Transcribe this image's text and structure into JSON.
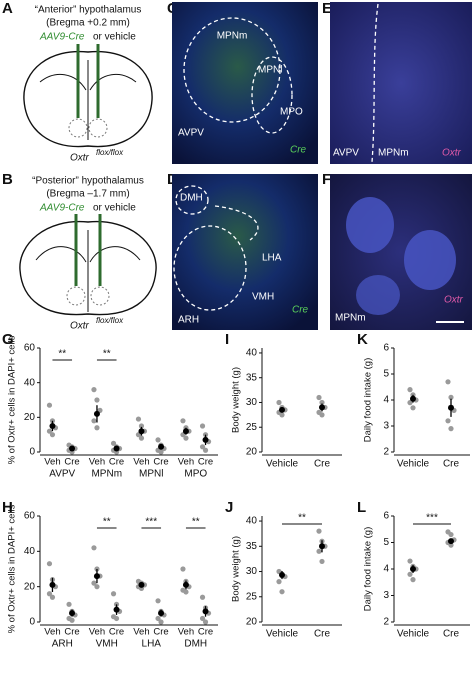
{
  "panel_labels": [
    "A",
    "B",
    "C",
    "D",
    "E",
    "F",
    "G",
    "H",
    "I",
    "J",
    "K",
    "L"
  ],
  "diagram_a": {
    "title": "“Anterior” hypothalamus",
    "subtitle": "(Bregma +0.2 mm)",
    "virus": "AAV9-Cre",
    "virus_suffix": "or vehicle",
    "genotype": "Oxtr",
    "genotype_sup": "flox/flox"
  },
  "diagram_b": {
    "title": "“Posterior” hypothalamus",
    "subtitle": "(Bregma –1.7 mm)",
    "virus": "AAV9-Cre",
    "virus_suffix": "or vehicle",
    "genotype": "Oxtr",
    "genotype_sup": "flox/flox"
  },
  "image_c": {
    "regions": [
      "MPNm",
      "MPNl",
      "MPO",
      "AVPV"
    ],
    "stain": "Cre"
  },
  "image_d": {
    "regions": [
      "DMH",
      "LHA",
      "VMH",
      "ARH"
    ],
    "stain": "Cre"
  },
  "image_e": {
    "regions": [
      "AVPV",
      "MPNm"
    ],
    "stain": "Oxtr"
  },
  "image_f": {
    "regions": [
      "MPNm"
    ],
    "stain": "Oxtr"
  },
  "chart_data": [
    {
      "type": "grouped-dot",
      "y_label": "% of Oxtr+ cells in DAPI+ cells",
      "categories": [
        "AVPV",
        "MPNm",
        "MPNl",
        "MPO"
      ],
      "ylim": [
        0,
        60
      ],
      "yticks": [
        0,
        20,
        40,
        60
      ],
      "significance": [
        "**",
        "**",
        null,
        null
      ],
      "series": [
        {
          "name": "Veh",
          "color": "#9a9a9a",
          "values": [
            15,
            22,
            12,
            12
          ],
          "errors": [
            3,
            5,
            2.5,
            2
          ],
          "points": [
            [
              27,
              18,
              14,
              12,
              10
            ],
            [
              36,
              30,
              24,
              18,
              14
            ],
            [
              19,
              15,
              12,
              10,
              8
            ],
            [
              18,
              14,
              12,
              10,
              8
            ]
          ]
        },
        {
          "name": "Cre",
          "color": "#9a9a9a",
          "values": [
            2,
            2,
            3,
            7
          ],
          "errors": [
            1,
            1,
            1.5,
            3
          ],
          "points": [
            [
              4,
              3,
              2,
              1,
              0
            ],
            [
              5,
              3,
              2,
              1,
              0
            ],
            [
              7,
              4,
              2,
              1,
              0
            ],
            [
              15,
              10,
              6,
              3,
              1
            ]
          ]
        }
      ]
    },
    {
      "type": "grouped-dot",
      "y_label": "% of Oxtr+ cells in DAPI+ cells",
      "categories": [
        "ARH",
        "VMH",
        "LHA",
        "DMH"
      ],
      "ylim": [
        0,
        60
      ],
      "yticks": [
        0,
        20,
        40,
        60
      ],
      "significance": [
        null,
        "**",
        "***",
        "**"
      ],
      "series": [
        {
          "name": "Veh",
          "color": "#9a9a9a",
          "values": [
            21,
            26,
            21,
            21
          ],
          "errors": [
            4,
            4,
            1,
            2.5
          ],
          "points": [
            [
              33,
              24,
              20,
              16,
              14
            ],
            [
              42,
              30,
              26,
              22,
              20
            ],
            [
              23,
              22,
              21,
              20,
              19
            ],
            [
              30,
              23,
              20,
              18,
              17
            ]
          ]
        },
        {
          "name": "Cre",
          "color": "#9a9a9a",
          "values": [
            5,
            7,
            5,
            6
          ],
          "errors": [
            2,
            3,
            2,
            3
          ],
          "points": [
            [
              10,
              6,
              4,
              2,
              1
            ],
            [
              16,
              10,
              6,
              3,
              2
            ],
            [
              12,
              6,
              4,
              2,
              0
            ],
            [
              14,
              8,
              5,
              2,
              0
            ]
          ]
        }
      ]
    },
    {
      "type": "dot",
      "y_label": "Body weight (g)",
      "categories": [
        "Vehicle",
        "Cre"
      ],
      "ylim": [
        20,
        41
      ],
      "yticks": [
        20,
        25,
        30,
        35,
        40
      ],
      "significance": null,
      "series": [
        {
          "color": "#9a9a9a",
          "values": [
            28.5,
            29
          ],
          "errors": [
            0.5,
            0.8
          ],
          "points": [
            [
              30,
              29,
              28.5,
              28,
              27.5
            ],
            [
              31,
              30,
              29,
              28,
              27.5
            ]
          ]
        }
      ]
    },
    {
      "type": "dot",
      "y_label": "Body weight (g)",
      "categories": [
        "Vehicle",
        "Cre"
      ],
      "ylim": [
        20,
        41
      ],
      "yticks": [
        20,
        25,
        30,
        35,
        40
      ],
      "significance": "**",
      "series": [
        {
          "color": "#9a9a9a",
          "values": [
            29.3,
            35
          ],
          "errors": [
            0.8,
            1.2
          ],
          "points": [
            [
              30,
              29.5,
              29,
              28,
              26
            ],
            [
              38,
              36,
              35,
              34,
              32
            ]
          ]
        }
      ]
    },
    {
      "type": "dot",
      "y_label": "Daily food intake (g)",
      "categories": [
        "Vehicle",
        "Cre"
      ],
      "ylim": [
        2,
        6
      ],
      "yticks": [
        2,
        3,
        4,
        5,
        6
      ],
      "significance": null,
      "series": [
        {
          "color": "#9a9a9a",
          "values": [
            4.05,
            3.7
          ],
          "errors": [
            0.15,
            0.35
          ],
          "points": [
            [
              4.4,
              4.2,
              4.0,
              3.9,
              3.7
            ],
            [
              4.7,
              4.1,
              3.6,
              3.2,
              2.9
            ]
          ]
        }
      ]
    },
    {
      "type": "dot",
      "y_label": "Daily food intake (g)",
      "categories": [
        "Vehicle",
        "Cre"
      ],
      "ylim": [
        2,
        6
      ],
      "yticks": [
        2,
        3,
        4,
        5,
        6
      ],
      "significance": "***",
      "series": [
        {
          "color": "#9a9a9a",
          "values": [
            4.0,
            5.05
          ],
          "errors": [
            0.15,
            0.1
          ],
          "points": [
            [
              4.3,
              4.1,
              4.0,
              3.8,
              3.6
            ],
            [
              5.4,
              5.3,
              5.1,
              5.0,
              4.9
            ]
          ]
        }
      ]
    }
  ]
}
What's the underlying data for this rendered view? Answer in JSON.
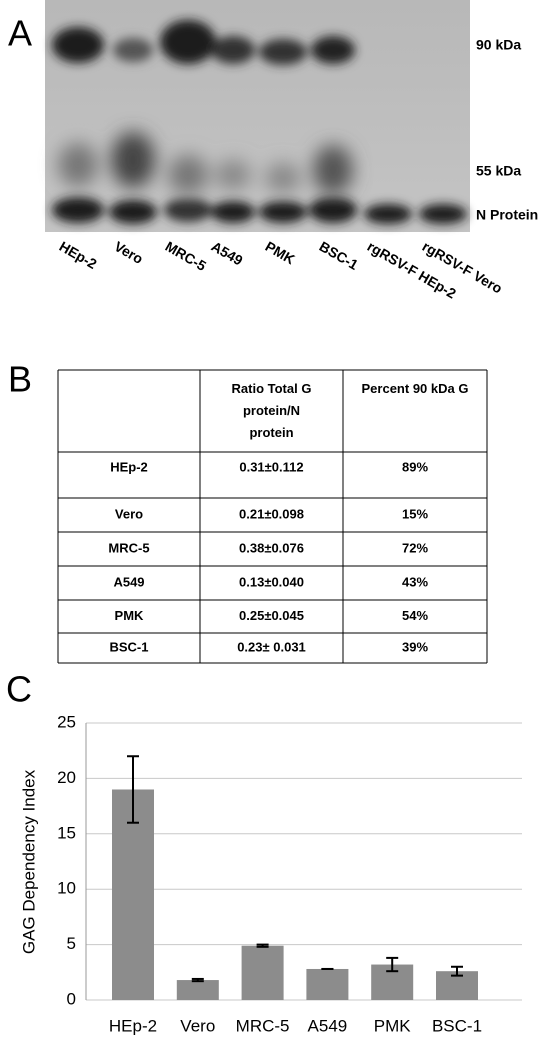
{
  "panel_a": {
    "letter": "A",
    "lanes": [
      "HEp-2",
      "Vero",
      "MRC-5",
      "A549",
      "PMK",
      "BSC-1",
      "rgRSV-F HEp-2",
      "rgRSV-F Vero"
    ],
    "markers": [
      "90 kDa",
      "55 kDa",
      "N Protein"
    ]
  },
  "panel_b": {
    "letter": "B",
    "header": [
      "Ratio Total G protein/N protein",
      "Percent 90 kDa G"
    ],
    "rows": [
      [
        "HEp-2",
        "0.31±0.112",
        "89%"
      ],
      [
        "Vero",
        "0.21±0.098",
        "15%"
      ],
      [
        "MRC-5",
        "0.38±0.076",
        "72%"
      ],
      [
        "A549",
        "0.13±0.040",
        "43%"
      ],
      [
        "PMK",
        "0.25±0.045",
        "54%"
      ],
      [
        "BSC-1",
        "0.23± 0.031",
        "39%"
      ]
    ]
  },
  "chart_data": {
    "type": "bar",
    "letter": "C",
    "ylabel": "GAG Dependency Index",
    "categories": [
      "HEp-2",
      "Vero",
      "MRC-5",
      "A549",
      "PMK",
      "BSC-1"
    ],
    "values": [
      19,
      1.8,
      4.9,
      2.8,
      3.2,
      2.6
    ],
    "errors": [
      3,
      0.1,
      0.1,
      0,
      0.6,
      0.4
    ],
    "color": "#8c8c8c",
    "ylim": [
      0,
      25
    ],
    "yticks": [
      0,
      5,
      10,
      15,
      20,
      25
    ],
    "grid": true
  }
}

**Requirement:**
Word for word, copy all the entries above, but with no pictures.

**Answer to this task:**
Transcribe this image's text and structure into JSON.
{
  "panel_labels": [
    "A",
    "B",
    "C",
    "D",
    "E",
    "F",
    "G",
    "H",
    "I",
    "J",
    "K",
    "L"
  ],
  "diagram_a": {
    "title": "“Anterior” hypothalamus",
    "subtitle": "(Bregma +0.2 mm)",
    "virus": "AAV9-Cre",
    "virus_suffix": "or vehicle",
    "genotype": "Oxtr",
    "genotype_sup": "flox/flox"
  },
  "diagram_b": {
    "title": "“Posterior” hypothalamus",
    "subtitle": "(Bregma –1.7 mm)",
    "virus": "AAV9-Cre",
    "virus_suffix": "or vehicle",
    "genotype": "Oxtr",
    "genotype_sup": "flox/flox"
  },
  "image_c": {
    "regions": [
      "MPNm",
      "MPNl",
      "MPO",
      "AVPV"
    ],
    "stain": "Cre"
  },
  "image_d": {
    "regions": [
      "DMH",
      "LHA",
      "VMH",
      "ARH"
    ],
    "stain": "Cre"
  },
  "image_e": {
    "regions": [
      "AVPV",
      "MPNm"
    ],
    "stain": "Oxtr"
  },
  "image_f": {
    "regions": [
      "MPNm"
    ],
    "stain": "Oxtr"
  },
  "chart_data": [
    {
      "type": "grouped-dot",
      "y_label": "% of Oxtr+ cells in DAPI+ cells",
      "categories": [
        "AVPV",
        "MPNm",
        "MPNl",
        "MPO"
      ],
      "ylim": [
        0,
        60
      ],
      "yticks": [
        0,
        20,
        40,
        60
      ],
      "significance": [
        "**",
        "**",
        null,
        null
      ],
      "series": [
        {
          "name": "Veh",
          "color": "#9a9a9a",
          "values": [
            15,
            22,
            12,
            12
          ],
          "errors": [
            3,
            5,
            2.5,
            2
          ],
          "points": [
            [
              27,
              18,
              14,
              12,
              10
            ],
            [
              36,
              30,
              24,
              18,
              14
            ],
            [
              19,
              15,
              12,
              10,
              8
            ],
            [
              18,
              14,
              12,
              10,
              8
            ]
          ]
        },
        {
          "name": "Cre",
          "color": "#9a9a9a",
          "values": [
            2,
            2,
            3,
            7
          ],
          "errors": [
            1,
            1,
            1.5,
            3
          ],
          "points": [
            [
              4,
              3,
              2,
              1,
              0
            ],
            [
              5,
              3,
              2,
              1,
              0
            ],
            [
              7,
              4,
              2,
              1,
              0
            ],
            [
              15,
              10,
              6,
              3,
              1
            ]
          ]
        }
      ]
    },
    {
      "type": "grouped-dot",
      "y_label": "% of Oxtr+ cells in DAPI+ cells",
      "categories": [
        "ARH",
        "VMH",
        "LHA",
        "DMH"
      ],
      "ylim": [
        0,
        60
      ],
      "yticks": [
        0,
        20,
        40,
        60
      ],
      "significance": [
        null,
        "**",
        "***",
        "**"
      ],
      "series": [
        {
          "name": "Veh",
          "color": "#9a9a9a",
          "values": [
            21,
            26,
            21,
            21
          ],
          "errors": [
            4,
            4,
            1,
            2.5
          ],
          "points": [
            [
              33,
              24,
              20,
              16,
              14
            ],
            [
              42,
              30,
              26,
              22,
              20
            ],
            [
              23,
              22,
              21,
              20,
              19
            ],
            [
              30,
              23,
              20,
              18,
              17
            ]
          ]
        },
        {
          "name": "Cre",
          "color": "#9a9a9a",
          "values": [
            5,
            7,
            5,
            6
          ],
          "errors": [
            2,
            3,
            2,
            3
          ],
          "points": [
            [
              10,
              6,
              4,
              2,
              1
            ],
            [
              16,
              10,
              6,
              3,
              2
            ],
            [
              12,
              6,
              4,
              2,
              0
            ],
            [
              14,
              8,
              5,
              2,
              0
            ]
          ]
        }
      ]
    },
    {
      "type": "dot",
      "y_label": "Body weight (g)",
      "categories": [
        "Vehicle",
        "Cre"
      ],
      "ylim": [
        20,
        41
      ],
      "yticks": [
        20,
        25,
        30,
        35,
        40
      ],
      "significance": null,
      "series": [
        {
          "color": "#9a9a9a",
          "values": [
            28.5,
            29
          ],
          "errors": [
            0.5,
            0.8
          ],
          "points": [
            [
              30,
              29,
              28.5,
              28,
              27.5
            ],
            [
              31,
              30,
              29,
              28,
              27.5
            ]
          ]
        }
      ]
    },
    {
      "type": "dot",
      "y_label": "Body weight (g)",
      "categories": [
        "Vehicle",
        "Cre"
      ],
      "ylim": [
        20,
        41
      ],
      "yticks": [
        20,
        25,
        30,
        35,
        40
      ],
      "significance": "**",
      "series": [
        {
          "color": "#9a9a9a",
          "values": [
            29.3,
            35
          ],
          "errors": [
            0.8,
            1.2
          ],
          "points": [
            [
              30,
              29.5,
              29,
              28,
              26
            ],
            [
              38,
              36,
              35,
              34,
              32
            ]
          ]
        }
      ]
    },
    {
      "type": "dot",
      "y_label": "Daily food intake (g)",
      "categories": [
        "Vehicle",
        "Cre"
      ],
      "ylim": [
        2,
        6
      ],
      "yticks": [
        2,
        3,
        4,
        5,
        6
      ],
      "significance": null,
      "series": [
        {
          "color": "#9a9a9a",
          "values": [
            4.05,
            3.7
          ],
          "errors": [
            0.15,
            0.35
          ],
          "points": [
            [
              4.4,
              4.2,
              4.0,
              3.9,
              3.7
            ],
            [
              4.7,
              4.1,
              3.6,
              3.2,
              2.9
            ]
          ]
        }
      ]
    },
    {
      "type": "dot",
      "y_label": "Daily food intake (g)",
      "categories": [
        "Vehicle",
        "Cre"
      ],
      "ylim": [
        2,
        6
      ],
      "yticks": [
        2,
        3,
        4,
        5,
        6
      ],
      "significance": "***",
      "series": [
        {
          "color": "#9a9a9a",
          "values": [
            4.0,
            5.05
          ],
          "errors": [
            0.15,
            0.1
          ],
          "points": [
            [
              4.3,
              4.1,
              4.0,
              3.8,
              3.6
            ],
            [
              5.4,
              5.3,
              5.1,
              5.0,
              4.9
            ]
          ]
        }
      ]
    }
  ]
}
What's the underlying data for this rendered view? Answer in JSON.
{
  "panel_a": {
    "letter": "A",
    "lanes": [
      "HEp-2",
      "Vero",
      "MRC-5",
      "A549",
      "PMK",
      "BSC-1",
      "rgRSV-F HEp-2",
      "rgRSV-F Vero"
    ],
    "markers": [
      "90 kDa",
      "55 kDa",
      "N Protein"
    ]
  },
  "panel_b": {
    "letter": "B",
    "header": [
      "Ratio Total G protein/N protein",
      "Percent 90 kDa G"
    ],
    "rows": [
      [
        "HEp-2",
        "0.31±0.112",
        "89%"
      ],
      [
        "Vero",
        "0.21±0.098",
        "15%"
      ],
      [
        "MRC-5",
        "0.38±0.076",
        "72%"
      ],
      [
        "A549",
        "0.13±0.040",
        "43%"
      ],
      [
        "PMK",
        "0.25±0.045",
        "54%"
      ],
      [
        "BSC-1",
        "0.23± 0.031",
        "39%"
      ]
    ]
  },
  "chart_data": {
    "type": "bar",
    "letter": "C",
    "ylabel": "GAG Dependency Index",
    "categories": [
      "HEp-2",
      "Vero",
      "MRC-5",
      "A549",
      "PMK",
      "BSC-1"
    ],
    "values": [
      19,
      1.8,
      4.9,
      2.8,
      3.2,
      2.6
    ],
    "errors": [
      3,
      0.1,
      0.1,
      0,
      0.6,
      0.4
    ],
    "color": "#8c8c8c",
    "ylim": [
      0,
      25
    ],
    "yticks": [
      0,
      5,
      10,
      15,
      20,
      25
    ],
    "grid": true
  }
}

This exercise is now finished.